[Your objective]
Select and reproduce each line of the listing below that bears the string "exports".
_____
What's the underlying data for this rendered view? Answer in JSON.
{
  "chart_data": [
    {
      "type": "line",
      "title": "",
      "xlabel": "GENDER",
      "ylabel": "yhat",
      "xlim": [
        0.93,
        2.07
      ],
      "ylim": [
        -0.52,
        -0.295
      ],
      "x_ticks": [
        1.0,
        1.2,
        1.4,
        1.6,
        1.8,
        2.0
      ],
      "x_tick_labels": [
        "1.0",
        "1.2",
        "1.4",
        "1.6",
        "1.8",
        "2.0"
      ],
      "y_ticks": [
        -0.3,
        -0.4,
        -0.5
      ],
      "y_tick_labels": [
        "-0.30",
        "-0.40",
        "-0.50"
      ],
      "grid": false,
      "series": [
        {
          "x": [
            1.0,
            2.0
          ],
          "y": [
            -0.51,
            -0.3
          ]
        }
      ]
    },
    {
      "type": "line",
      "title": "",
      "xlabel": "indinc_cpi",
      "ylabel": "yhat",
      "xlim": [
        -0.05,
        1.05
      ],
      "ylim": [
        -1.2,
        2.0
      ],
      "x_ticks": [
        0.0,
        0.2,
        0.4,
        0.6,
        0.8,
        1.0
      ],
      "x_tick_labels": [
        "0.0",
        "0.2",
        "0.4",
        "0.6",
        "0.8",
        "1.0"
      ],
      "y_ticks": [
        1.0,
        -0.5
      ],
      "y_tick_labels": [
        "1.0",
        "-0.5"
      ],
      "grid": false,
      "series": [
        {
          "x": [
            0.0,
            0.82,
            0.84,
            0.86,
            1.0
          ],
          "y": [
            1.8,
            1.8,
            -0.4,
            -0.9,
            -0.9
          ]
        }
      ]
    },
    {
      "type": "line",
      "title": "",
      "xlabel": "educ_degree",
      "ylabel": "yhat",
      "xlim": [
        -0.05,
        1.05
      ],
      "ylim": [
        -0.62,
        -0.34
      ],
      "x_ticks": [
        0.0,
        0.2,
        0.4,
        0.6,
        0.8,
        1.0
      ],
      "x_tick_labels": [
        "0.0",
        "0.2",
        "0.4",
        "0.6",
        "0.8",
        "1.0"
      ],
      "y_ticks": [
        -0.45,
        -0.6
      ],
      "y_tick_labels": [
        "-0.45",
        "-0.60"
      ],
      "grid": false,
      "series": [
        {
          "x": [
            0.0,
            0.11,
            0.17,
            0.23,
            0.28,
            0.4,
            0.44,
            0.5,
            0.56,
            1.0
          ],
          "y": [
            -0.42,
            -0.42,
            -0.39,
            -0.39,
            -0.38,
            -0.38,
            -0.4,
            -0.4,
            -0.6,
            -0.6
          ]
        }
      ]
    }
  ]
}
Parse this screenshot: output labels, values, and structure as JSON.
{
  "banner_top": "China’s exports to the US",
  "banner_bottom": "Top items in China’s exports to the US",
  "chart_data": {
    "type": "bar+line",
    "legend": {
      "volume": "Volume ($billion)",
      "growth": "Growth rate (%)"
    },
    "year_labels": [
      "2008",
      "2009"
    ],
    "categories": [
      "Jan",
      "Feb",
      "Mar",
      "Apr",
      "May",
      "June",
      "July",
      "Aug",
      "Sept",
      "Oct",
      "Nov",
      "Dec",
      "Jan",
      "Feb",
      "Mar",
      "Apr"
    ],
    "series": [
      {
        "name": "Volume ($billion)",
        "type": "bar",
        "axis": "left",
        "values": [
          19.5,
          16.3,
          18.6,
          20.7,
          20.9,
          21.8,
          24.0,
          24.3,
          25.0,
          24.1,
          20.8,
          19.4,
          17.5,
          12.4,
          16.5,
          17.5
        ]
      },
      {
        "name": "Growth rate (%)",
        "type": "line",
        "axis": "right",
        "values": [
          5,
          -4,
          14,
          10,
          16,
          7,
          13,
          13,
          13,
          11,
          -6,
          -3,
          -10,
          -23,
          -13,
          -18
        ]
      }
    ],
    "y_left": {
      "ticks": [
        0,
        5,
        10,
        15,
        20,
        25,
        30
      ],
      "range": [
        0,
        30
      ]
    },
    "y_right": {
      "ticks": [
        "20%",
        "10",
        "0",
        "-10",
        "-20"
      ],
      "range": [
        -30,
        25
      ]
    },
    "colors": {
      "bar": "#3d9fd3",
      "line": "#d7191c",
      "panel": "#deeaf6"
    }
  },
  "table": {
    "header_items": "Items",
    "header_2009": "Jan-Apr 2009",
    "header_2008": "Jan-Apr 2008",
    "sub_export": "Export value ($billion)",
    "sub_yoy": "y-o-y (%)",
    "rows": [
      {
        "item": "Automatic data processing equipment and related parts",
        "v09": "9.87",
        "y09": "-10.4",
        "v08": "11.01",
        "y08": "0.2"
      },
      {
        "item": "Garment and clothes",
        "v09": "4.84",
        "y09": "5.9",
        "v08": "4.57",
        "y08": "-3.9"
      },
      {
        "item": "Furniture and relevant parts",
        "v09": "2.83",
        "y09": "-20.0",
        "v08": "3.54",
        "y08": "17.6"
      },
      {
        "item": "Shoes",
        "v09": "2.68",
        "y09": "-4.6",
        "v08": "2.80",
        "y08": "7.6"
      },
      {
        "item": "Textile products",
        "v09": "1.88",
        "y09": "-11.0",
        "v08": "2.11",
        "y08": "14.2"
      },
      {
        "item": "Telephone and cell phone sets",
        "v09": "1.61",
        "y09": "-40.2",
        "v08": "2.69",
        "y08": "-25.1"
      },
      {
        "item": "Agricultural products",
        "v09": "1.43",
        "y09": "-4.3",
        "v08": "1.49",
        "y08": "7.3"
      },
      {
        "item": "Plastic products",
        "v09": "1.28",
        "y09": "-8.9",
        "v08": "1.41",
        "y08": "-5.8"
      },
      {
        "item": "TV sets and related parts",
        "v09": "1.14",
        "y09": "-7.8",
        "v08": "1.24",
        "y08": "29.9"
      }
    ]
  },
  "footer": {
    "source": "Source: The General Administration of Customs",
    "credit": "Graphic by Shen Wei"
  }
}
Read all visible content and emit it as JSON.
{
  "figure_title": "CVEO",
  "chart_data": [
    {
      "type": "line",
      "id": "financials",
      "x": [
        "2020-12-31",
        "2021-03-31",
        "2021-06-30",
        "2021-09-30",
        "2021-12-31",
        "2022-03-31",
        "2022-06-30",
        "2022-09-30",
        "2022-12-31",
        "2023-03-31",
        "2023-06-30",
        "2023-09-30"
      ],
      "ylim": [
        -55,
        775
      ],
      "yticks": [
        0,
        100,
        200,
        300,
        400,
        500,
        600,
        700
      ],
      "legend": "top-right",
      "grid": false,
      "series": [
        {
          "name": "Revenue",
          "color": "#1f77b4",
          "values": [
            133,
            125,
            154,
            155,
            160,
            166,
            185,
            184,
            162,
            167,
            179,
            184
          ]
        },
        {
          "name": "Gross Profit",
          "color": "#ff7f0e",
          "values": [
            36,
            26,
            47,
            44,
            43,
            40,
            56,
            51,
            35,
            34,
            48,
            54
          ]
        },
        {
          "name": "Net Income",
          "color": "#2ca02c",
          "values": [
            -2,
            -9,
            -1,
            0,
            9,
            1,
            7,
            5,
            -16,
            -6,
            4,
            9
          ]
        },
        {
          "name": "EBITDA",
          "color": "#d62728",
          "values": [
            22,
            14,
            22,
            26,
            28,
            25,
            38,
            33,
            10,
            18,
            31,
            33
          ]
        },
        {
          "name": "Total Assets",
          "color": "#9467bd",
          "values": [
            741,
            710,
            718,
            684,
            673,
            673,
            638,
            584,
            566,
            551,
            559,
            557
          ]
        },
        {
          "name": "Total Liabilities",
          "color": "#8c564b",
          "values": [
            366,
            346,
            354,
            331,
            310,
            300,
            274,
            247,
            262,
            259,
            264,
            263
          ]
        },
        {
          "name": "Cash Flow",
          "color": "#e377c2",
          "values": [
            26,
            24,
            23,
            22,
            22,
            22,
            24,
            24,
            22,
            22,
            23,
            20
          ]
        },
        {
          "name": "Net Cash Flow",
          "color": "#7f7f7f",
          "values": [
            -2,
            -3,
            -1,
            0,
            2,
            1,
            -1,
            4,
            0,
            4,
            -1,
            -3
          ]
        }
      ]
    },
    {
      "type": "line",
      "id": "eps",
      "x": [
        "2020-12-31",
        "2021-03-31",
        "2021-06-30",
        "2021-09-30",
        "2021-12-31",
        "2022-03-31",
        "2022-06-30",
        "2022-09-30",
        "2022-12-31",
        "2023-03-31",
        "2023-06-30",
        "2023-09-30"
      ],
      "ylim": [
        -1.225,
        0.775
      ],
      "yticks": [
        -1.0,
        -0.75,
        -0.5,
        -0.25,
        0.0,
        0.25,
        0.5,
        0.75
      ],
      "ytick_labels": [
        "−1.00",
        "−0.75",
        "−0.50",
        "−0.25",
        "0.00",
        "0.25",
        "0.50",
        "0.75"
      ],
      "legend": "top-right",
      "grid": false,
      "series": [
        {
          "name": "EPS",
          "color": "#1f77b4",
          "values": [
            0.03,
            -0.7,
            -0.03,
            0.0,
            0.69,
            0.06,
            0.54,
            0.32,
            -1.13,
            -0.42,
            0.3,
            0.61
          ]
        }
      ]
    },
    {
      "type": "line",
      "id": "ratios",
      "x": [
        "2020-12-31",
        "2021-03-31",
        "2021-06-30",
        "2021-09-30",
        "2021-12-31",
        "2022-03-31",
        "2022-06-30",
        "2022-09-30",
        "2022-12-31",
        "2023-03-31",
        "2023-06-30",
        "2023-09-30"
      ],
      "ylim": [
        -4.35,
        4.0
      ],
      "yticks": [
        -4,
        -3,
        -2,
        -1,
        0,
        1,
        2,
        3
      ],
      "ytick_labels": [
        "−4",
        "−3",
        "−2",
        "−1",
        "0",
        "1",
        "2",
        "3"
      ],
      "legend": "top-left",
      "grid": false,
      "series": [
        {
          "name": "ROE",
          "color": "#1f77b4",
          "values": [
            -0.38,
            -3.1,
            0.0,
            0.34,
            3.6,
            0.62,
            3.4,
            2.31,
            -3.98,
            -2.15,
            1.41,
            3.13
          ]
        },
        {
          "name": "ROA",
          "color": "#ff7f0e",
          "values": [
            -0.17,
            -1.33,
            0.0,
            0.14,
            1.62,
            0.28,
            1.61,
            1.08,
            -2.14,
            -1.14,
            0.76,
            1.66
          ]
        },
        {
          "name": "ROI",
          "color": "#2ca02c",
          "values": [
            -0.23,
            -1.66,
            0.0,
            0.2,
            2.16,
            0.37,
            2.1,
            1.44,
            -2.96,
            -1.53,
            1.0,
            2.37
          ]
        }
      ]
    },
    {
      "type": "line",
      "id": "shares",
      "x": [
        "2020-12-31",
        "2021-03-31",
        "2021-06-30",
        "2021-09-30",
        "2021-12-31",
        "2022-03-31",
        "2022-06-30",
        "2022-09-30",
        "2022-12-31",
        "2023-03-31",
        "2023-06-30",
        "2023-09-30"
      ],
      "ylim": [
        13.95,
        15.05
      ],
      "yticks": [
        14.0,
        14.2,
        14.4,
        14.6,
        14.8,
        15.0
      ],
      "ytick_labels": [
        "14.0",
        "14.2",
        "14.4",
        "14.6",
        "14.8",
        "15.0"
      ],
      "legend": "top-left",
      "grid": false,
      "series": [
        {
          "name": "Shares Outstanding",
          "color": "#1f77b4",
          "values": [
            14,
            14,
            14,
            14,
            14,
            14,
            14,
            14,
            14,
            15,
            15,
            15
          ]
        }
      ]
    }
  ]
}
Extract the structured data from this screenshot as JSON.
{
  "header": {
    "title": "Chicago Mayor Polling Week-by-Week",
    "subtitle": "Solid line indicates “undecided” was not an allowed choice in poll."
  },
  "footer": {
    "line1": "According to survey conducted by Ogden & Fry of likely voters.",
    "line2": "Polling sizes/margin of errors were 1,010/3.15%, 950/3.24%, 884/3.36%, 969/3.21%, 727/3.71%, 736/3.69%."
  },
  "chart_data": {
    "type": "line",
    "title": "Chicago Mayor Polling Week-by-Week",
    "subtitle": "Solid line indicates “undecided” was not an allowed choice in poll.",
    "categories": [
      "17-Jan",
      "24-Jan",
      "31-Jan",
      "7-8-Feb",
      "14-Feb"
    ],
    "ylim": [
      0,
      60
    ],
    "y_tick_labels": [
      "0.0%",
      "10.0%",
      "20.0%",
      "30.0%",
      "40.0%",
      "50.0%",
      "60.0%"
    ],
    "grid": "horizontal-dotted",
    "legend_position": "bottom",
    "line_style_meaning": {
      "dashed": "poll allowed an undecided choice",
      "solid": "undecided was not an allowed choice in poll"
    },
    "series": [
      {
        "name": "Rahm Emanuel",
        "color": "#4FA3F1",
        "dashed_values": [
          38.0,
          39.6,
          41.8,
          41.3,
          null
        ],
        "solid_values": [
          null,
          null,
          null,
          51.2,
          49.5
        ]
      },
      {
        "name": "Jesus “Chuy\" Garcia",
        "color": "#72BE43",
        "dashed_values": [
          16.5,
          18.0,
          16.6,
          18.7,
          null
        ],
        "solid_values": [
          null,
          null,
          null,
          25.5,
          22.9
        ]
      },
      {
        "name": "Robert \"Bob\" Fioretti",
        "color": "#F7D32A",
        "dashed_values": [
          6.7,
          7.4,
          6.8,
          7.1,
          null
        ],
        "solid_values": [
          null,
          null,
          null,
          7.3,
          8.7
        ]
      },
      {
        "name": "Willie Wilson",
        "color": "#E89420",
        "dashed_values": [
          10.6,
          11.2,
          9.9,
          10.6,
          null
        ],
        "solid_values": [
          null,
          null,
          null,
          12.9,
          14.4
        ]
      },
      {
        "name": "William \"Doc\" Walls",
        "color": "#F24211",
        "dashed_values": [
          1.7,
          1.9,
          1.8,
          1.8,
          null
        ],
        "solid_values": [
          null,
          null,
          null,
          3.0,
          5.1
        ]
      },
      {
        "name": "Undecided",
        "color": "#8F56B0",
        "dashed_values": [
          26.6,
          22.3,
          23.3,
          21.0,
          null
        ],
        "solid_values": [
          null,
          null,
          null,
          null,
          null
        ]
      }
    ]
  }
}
_____
[Full output]
  "banner_top": "China’s exports to the US",
  "banner_bottom": "Top items in China’s exports to the US",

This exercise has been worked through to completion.